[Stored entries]
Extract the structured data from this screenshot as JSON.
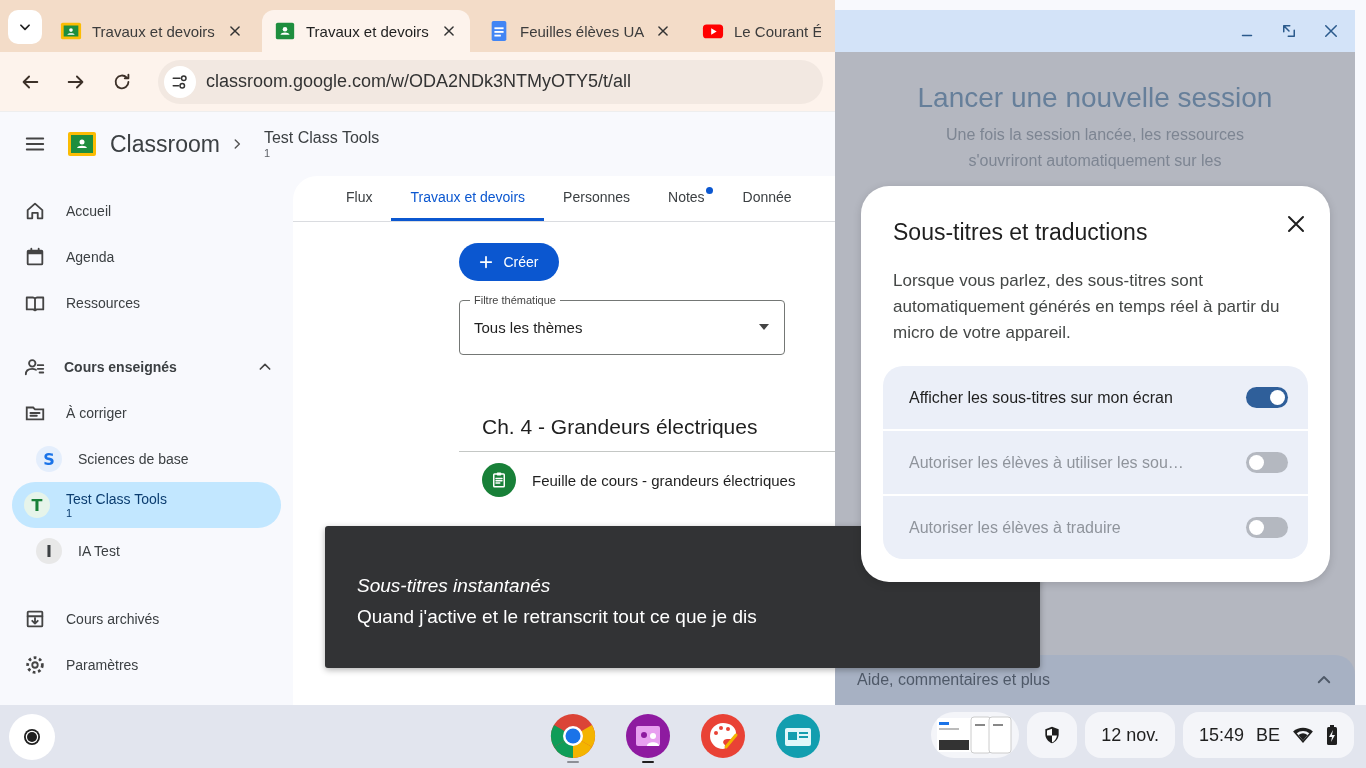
{
  "browser": {
    "tabs": [
      {
        "title": "Travaux et devoirs",
        "selected": false
      },
      {
        "title": "Travaux et devoirs",
        "selected": true
      },
      {
        "title": "Feuilles élèves UA",
        "selected": false
      },
      {
        "title": "Le Courant É",
        "selected": false
      }
    ],
    "url": "classroom.google.com/w/ODA2NDk3NTMyOTY5/t/all"
  },
  "classroom": {
    "app_name": "Classroom",
    "breadcrumb": {
      "title": "Test Class Tools",
      "subtitle": "1"
    },
    "sidebar": {
      "top": [
        {
          "label": "Accueil",
          "selected": false
        },
        {
          "label": "Agenda",
          "selected": false
        },
        {
          "label": "Ressources",
          "selected": false
        }
      ],
      "section": {
        "label": "Cours enseignés",
        "expanded": true,
        "items": [
          {
            "kind": "link",
            "label": "À corriger",
            "selected": false
          },
          {
            "kind": "course",
            "initial": "S",
            "label": "Sciences de base",
            "color": "#1a73e8",
            "selected": false
          },
          {
            "kind": "course",
            "initial": "T",
            "label": "Test Class Tools",
            "subtitle": "1",
            "color": "#188038",
            "selected": true
          },
          {
            "kind": "course",
            "initial": "I",
            "label": "IA Test",
            "color": "#3c4043",
            "selected": false
          }
        ]
      },
      "bottom": [
        {
          "label": "Cours archivés",
          "selected": false
        },
        {
          "label": "Paramètres",
          "selected": false
        }
      ]
    },
    "tabs": [
      {
        "label": "Flux",
        "selected": false,
        "badge": false
      },
      {
        "label": "Travaux et devoirs",
        "selected": true,
        "badge": false
      },
      {
        "label": "Personnes",
        "selected": false,
        "badge": false
      },
      {
        "label": "Notes",
        "selected": false,
        "badge": true
      },
      {
        "label": "Donnée",
        "selected": false,
        "badge": false
      }
    ],
    "create_button": "Créer",
    "filter": {
      "label": "Filtre thématique",
      "value": "Tous les thèmes"
    },
    "topic": {
      "title": "Ch. 4 - Grandeurs électriques",
      "items": [
        {
          "title": "Feuille de cours - grandeurs électriques"
        }
      ]
    }
  },
  "side_panel": {
    "title": "Lancer une nouvelle session",
    "text": "Une fois la session lancée, les ressources s'ouvriront automatiquement sur les",
    "footer": "Aide, commentaires et plus"
  },
  "dialog": {
    "title": "Sous-titres et traductions",
    "text": "Lorsque vous parlez, des sous-titres sont automatiquement générés en temps réel à partir du micro de votre appareil.",
    "options": [
      {
        "label": "Afficher les sous-titres sur mon écran",
        "on": true,
        "disabled": false
      },
      {
        "label": "Autoriser les élèves à utiliser les sou…",
        "on": false,
        "disabled": true
      },
      {
        "label": "Autoriser les élèves à traduire",
        "on": false,
        "disabled": true
      }
    ]
  },
  "toast": {
    "title": "Sous-titres instantanés",
    "text": "Quand j'active et le retranscrit tout ce que je dis"
  },
  "taskbar": {
    "apps": [
      {
        "open": true,
        "active": false
      },
      {
        "open": true,
        "active": true
      },
      {
        "open": false
      },
      {
        "open": false
      }
    ],
    "date": "12 nov.",
    "time": "15:49",
    "keyboard": "BE"
  }
}
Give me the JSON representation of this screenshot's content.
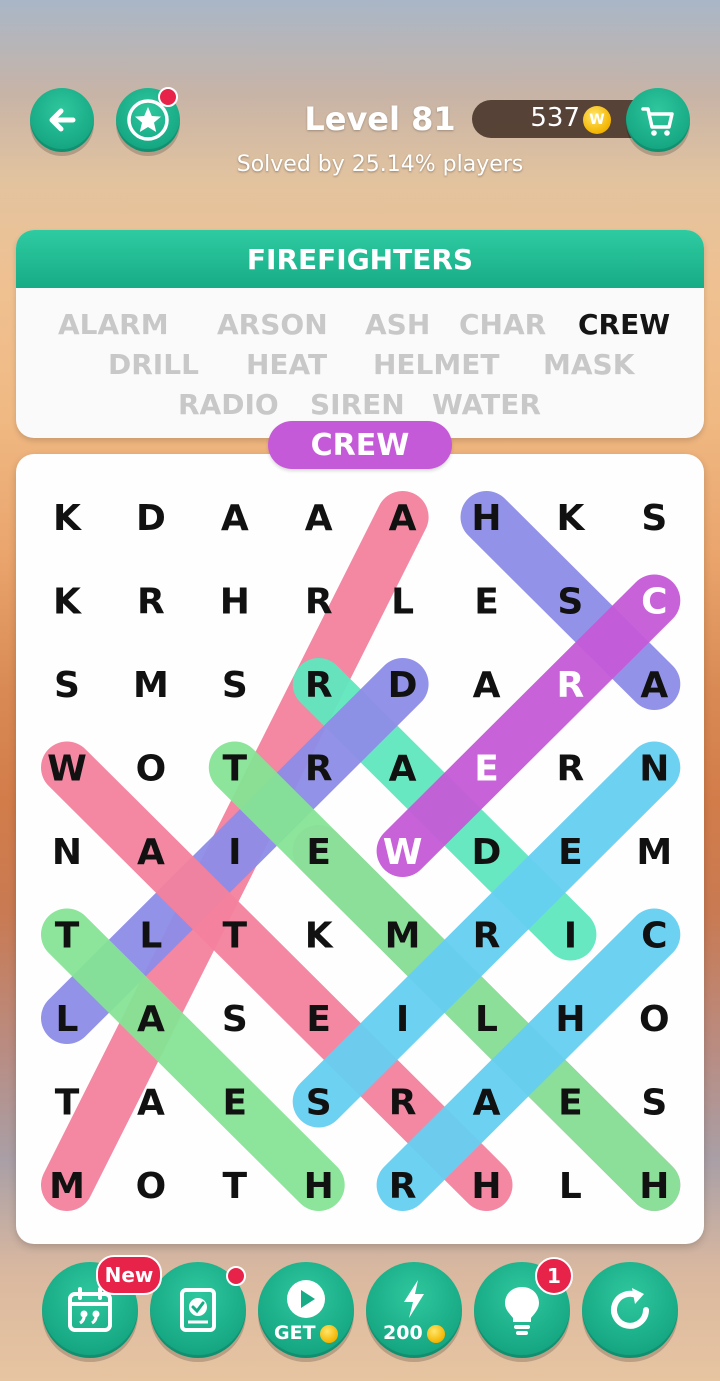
{
  "header": {
    "level_title": "Level 81",
    "solved_text": "Solved by 25.14% players",
    "coins": "537",
    "coin_symbol": "W"
  },
  "topic": "FIREFIGHTERS",
  "words": [
    {
      "text": "ALARM",
      "found": false
    },
    {
      "text": "ARSON",
      "found": false
    },
    {
      "text": "ASH",
      "found": false
    },
    {
      "text": "CHAR",
      "found": false
    },
    {
      "text": "CREW",
      "found": true
    },
    {
      "text": "DRILL",
      "found": false
    },
    {
      "text": "HEAT",
      "found": false
    },
    {
      "text": "HELMET",
      "found": false
    },
    {
      "text": "MASK",
      "found": false
    },
    {
      "text": "RADIO",
      "found": false
    },
    {
      "text": "SIREN",
      "found": false
    },
    {
      "text": "WATER",
      "found": false
    }
  ],
  "current_word": "CREW",
  "grid": [
    [
      "K",
      "D",
      "A",
      "A",
      "A",
      "H",
      "K",
      "S"
    ],
    [
      "K",
      "R",
      "H",
      "R",
      "L",
      "E",
      "S",
      "C"
    ],
    [
      "S",
      "M",
      "S",
      "R",
      "D",
      "A",
      "R",
      "A"
    ],
    [
      "W",
      "O",
      "T",
      "R",
      "A",
      "E",
      "R",
      "N"
    ],
    [
      "N",
      "A",
      "I",
      "E",
      "W",
      "D",
      "E",
      "M"
    ],
    [
      "T",
      "L",
      "T",
      "K",
      "M",
      "R",
      "I",
      "C"
    ],
    [
      "L",
      "A",
      "S",
      "E",
      "I",
      "L",
      "H",
      "O"
    ],
    [
      "T",
      "A",
      "E",
      "S",
      "R",
      "A",
      "E",
      "S"
    ],
    [
      "M",
      "O",
      "T",
      "H",
      "R",
      "H",
      "L",
      "H"
    ]
  ],
  "bottom_bar": {
    "new_badge": "New",
    "watch_label": "GET",
    "boost_label": "200",
    "hint_count": "1"
  },
  "colors": {
    "brand_green": "#1bb38c",
    "purple": "#c55ad8",
    "badge_red": "#e8234a"
  }
}
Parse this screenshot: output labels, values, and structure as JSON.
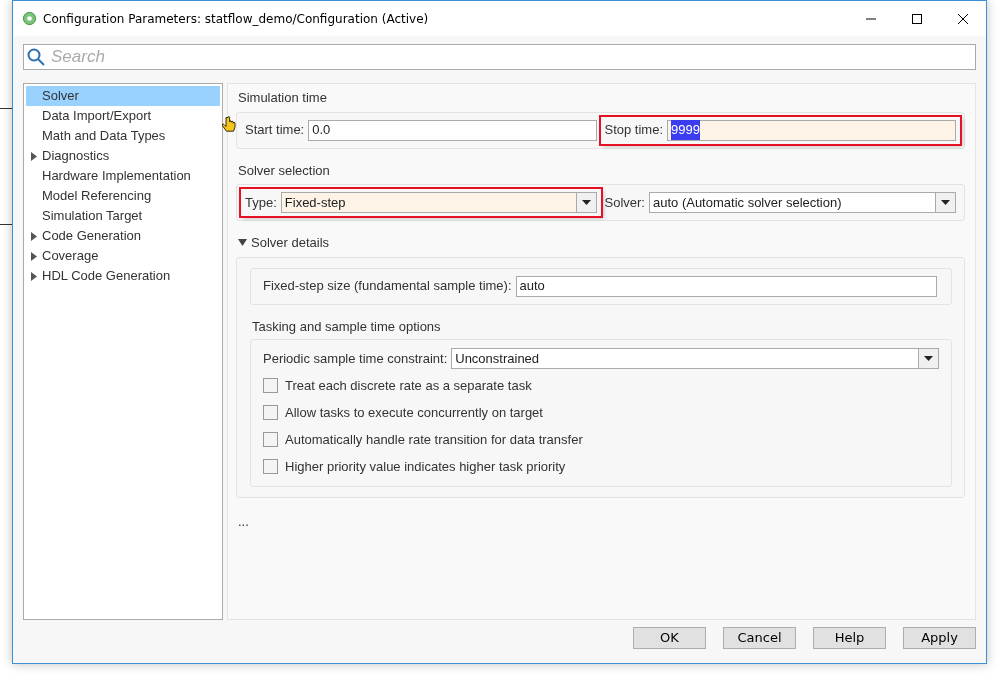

### Task brief
Look through the records and gather each line with the word "active".

### Output of the exercise
    "text": "Quand j'active et le retranscrit tout ce que je dis"
        "active": false
        "active": true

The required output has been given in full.